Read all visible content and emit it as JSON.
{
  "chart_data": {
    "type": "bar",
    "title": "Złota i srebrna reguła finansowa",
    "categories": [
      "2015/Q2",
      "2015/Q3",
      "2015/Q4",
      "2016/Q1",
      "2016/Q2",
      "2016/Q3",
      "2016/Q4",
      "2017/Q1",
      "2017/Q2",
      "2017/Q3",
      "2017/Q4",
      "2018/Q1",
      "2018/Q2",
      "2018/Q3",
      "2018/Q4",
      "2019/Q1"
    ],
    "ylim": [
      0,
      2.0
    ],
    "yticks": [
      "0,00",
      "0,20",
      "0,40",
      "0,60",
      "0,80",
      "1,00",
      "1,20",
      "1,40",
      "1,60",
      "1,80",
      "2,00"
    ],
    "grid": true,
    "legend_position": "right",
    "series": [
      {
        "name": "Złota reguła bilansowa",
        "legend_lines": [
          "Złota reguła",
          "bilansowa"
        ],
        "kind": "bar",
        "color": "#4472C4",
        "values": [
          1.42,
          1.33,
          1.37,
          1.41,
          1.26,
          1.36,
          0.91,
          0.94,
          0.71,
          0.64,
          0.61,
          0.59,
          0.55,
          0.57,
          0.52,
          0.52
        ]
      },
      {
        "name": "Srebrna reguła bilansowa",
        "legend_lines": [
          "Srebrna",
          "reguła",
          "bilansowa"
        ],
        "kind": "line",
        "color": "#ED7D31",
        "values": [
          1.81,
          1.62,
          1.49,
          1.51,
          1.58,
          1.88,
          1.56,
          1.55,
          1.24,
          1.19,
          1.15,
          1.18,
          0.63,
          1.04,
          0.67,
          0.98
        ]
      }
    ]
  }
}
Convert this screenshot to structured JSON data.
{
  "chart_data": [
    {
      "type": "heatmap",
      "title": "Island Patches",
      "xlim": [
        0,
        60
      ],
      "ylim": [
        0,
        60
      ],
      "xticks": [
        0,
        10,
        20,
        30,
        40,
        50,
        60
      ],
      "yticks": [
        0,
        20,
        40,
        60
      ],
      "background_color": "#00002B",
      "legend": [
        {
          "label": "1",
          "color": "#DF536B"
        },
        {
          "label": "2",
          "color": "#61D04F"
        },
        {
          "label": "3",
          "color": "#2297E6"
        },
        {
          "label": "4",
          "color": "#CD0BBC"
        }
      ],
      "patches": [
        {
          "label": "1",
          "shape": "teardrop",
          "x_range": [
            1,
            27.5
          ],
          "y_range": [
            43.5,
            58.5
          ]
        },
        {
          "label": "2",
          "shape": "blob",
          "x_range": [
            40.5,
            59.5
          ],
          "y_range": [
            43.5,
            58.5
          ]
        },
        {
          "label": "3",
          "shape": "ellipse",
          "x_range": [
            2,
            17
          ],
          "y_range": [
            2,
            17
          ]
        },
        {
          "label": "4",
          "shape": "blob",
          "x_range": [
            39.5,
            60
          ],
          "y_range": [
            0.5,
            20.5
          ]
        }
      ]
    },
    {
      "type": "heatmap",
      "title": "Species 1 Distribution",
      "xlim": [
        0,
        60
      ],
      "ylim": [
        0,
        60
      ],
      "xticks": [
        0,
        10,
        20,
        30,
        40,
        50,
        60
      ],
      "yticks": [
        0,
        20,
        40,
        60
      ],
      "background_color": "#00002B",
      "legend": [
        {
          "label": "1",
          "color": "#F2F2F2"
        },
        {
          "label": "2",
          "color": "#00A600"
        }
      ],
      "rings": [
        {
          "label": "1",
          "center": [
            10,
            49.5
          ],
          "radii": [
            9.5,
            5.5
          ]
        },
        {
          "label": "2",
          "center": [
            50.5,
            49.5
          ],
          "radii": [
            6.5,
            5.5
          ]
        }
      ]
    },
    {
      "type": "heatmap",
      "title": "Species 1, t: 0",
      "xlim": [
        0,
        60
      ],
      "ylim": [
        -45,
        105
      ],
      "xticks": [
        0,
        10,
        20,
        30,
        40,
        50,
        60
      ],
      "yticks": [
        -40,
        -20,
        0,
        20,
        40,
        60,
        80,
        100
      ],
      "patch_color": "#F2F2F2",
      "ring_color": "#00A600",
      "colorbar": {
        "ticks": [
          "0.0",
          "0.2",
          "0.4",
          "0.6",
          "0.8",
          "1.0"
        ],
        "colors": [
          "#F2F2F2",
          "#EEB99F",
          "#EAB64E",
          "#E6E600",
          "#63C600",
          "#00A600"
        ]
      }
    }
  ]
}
--------------------------------
### Requirement
Each record above should be restated word for word.

### Response to the task
Read all visible content and emit it as JSON.
{
  "chart_data": {
    "type": "bar",
    "title": "Złota i srebrna reguła finansowa",
    "categories": [
      "2015/Q2",
      "2015/Q3",
      "2015/Q4",
      "2016/Q1",
      "2016/Q2",
      "2016/Q3",
      "2016/Q4",
      "2017/Q1",
      "2017/Q2",
      "2017/Q3",
      "2017/Q4",
      "2018/Q1",
      "2018/Q2",
      "2018/Q3",
      "2018/Q4",
      "2019/Q1"
    ],
    "ylim": [
      0,
      2.0
    ],
    "yticks": [
      "0,00",
      "0,20",
      "0,40",
      "0,60",
      "0,80",
      "1,00",
      "1,20",
      "1,40",
      "1,60",
      "1,80",
      "2,00"
    ],
    "grid": true,
    "legend_position": "right",
    "series": [
      {
        "name": "Złota reguła bilansowa",
        "legend_lines": [
          "Złota reguła",
          "bilansowa"
        ],
        "kind": "bar",
        "color": "#4472C4",
        "values": [
          1.42,
          1.33,
          1.37,
          1.41,
          1.26,
          1.36,
          0.91,
          0.94,
          0.71,
          0.64,
          0.61,
          0.59,
          0.55,
          0.57,
          0.52,
          0.52
        ]
      },
      {
        "name": "Srebrna reguła bilansowa",
        "legend_lines": [
          "Srebrna",
          "reguła",
          "bilansowa"
        ],
        "kind": "line",
        "color": "#ED7D31",
        "values": [
          1.81,
          1.62,
          1.49,
          1.51,
          1.58,
          1.88,
          1.56,
          1.55,
          1.24,
          1.19,
          1.15,
          1.18,
          0.63,
          1.04,
          0.67,
          0.98
        ]
      }
    ]
  }
}
Convert this screenshot to structured JSON data.
{
  "chart_data": [
    {
      "type": "heatmap",
      "title": "Island Patches",
      "xlim": [
        0,
        60
      ],
      "ylim": [
        0,
        60
      ],
      "xticks": [
        0,
        10,
        20,
        30,
        40,
        50,
        60
      ],
      "yticks": [
        0,
        20,
        40,
        60
      ],
      "background_color": "#00002B",
      "legend": [
        {
          "label": "1",
          "color": "#DF536B"
        },
        {
          "label": "2",
          "color": "#61D04F"
        },
        {
          "label": "3",
          "color": "#2297E6"
        },
        {
          "label": "4",
          "color": "#CD0BBC"
        }
      ],
      "patches": [
        {
          "label": "1",
          "shape": "teardrop",
          "x_range": [
            1,
            27.5
          ],
          "y_range": [
            43.5,
            58.5
          ]
        },
        {
          "label": "2",
          "shape": "blob",
          "x_range": [
            40.5,
            59.5
          ],
          "y_range": [
            43.5,
            58.5
          ]
        },
        {
          "label": "3",
          "shape": "ellipse",
          "x_range": [
            2,
            17
          ],
          "y_range": [
            2,
            17
          ]
        },
        {
          "label": "4",
          "shape": "blob",
          "x_range": [
            39.5,
            60
          ],
          "y_range": [
            0.5,
            20.5
          ]
        }
      ]
    },
    {
      "type": "heatmap",
      "title": "Species 1 Distribution",
      "xlim": [
        0,
        60
      ],
      "ylim": [
        0,
        60
      ],
      "xticks": [
        0,
        10,
        20,
        30,
        40,
        50,
        60
      ],
      "yticks": [
        0,
        20,
        40,
        60
      ],
      "background_color": "#00002B",
      "legend": [
        {
          "label": "1",
          "color": "#F2F2F2"
        },
        {
          "label": "2",
          "color": "#00A600"
        }
      ],
      "rings": [
        {
          "label": "1",
          "center": [
            10,
            49.5
          ],
          "radii": [
            9.5,
            5.5
          ]
        },
        {
          "label": "2",
          "center": [
            50.5,
            49.5
          ],
          "radii": [
            6.5,
            5.5
          ]
        }
      ]
    },
    {
      "type": "heatmap",
      "title": "Species 1, t: 0",
      "xlim": [
        0,
        60
      ],
      "ylim": [
        -45,
        105
      ],
      "xticks": [
        0,
        10,
        20,
        30,
        40,
        50,
        60
      ],
      "yticks": [
        -40,
        -20,
        0,
        20,
        40,
        60,
        80,
        100
      ],
      "patch_color": "#F2F2F2",
      "ring_color": "#00A600",
      "colorbar": {
        "ticks": [
          "0.0",
          "0.2",
          "0.4",
          "0.6",
          "0.8",
          "1.0"
        ],
        "colors": [
          "#F2F2F2",
          "#EEB99F",
          "#EAB64E",
          "#E6E600",
          "#63C600",
          "#00A600"
        ]
      }
    }
  ]
}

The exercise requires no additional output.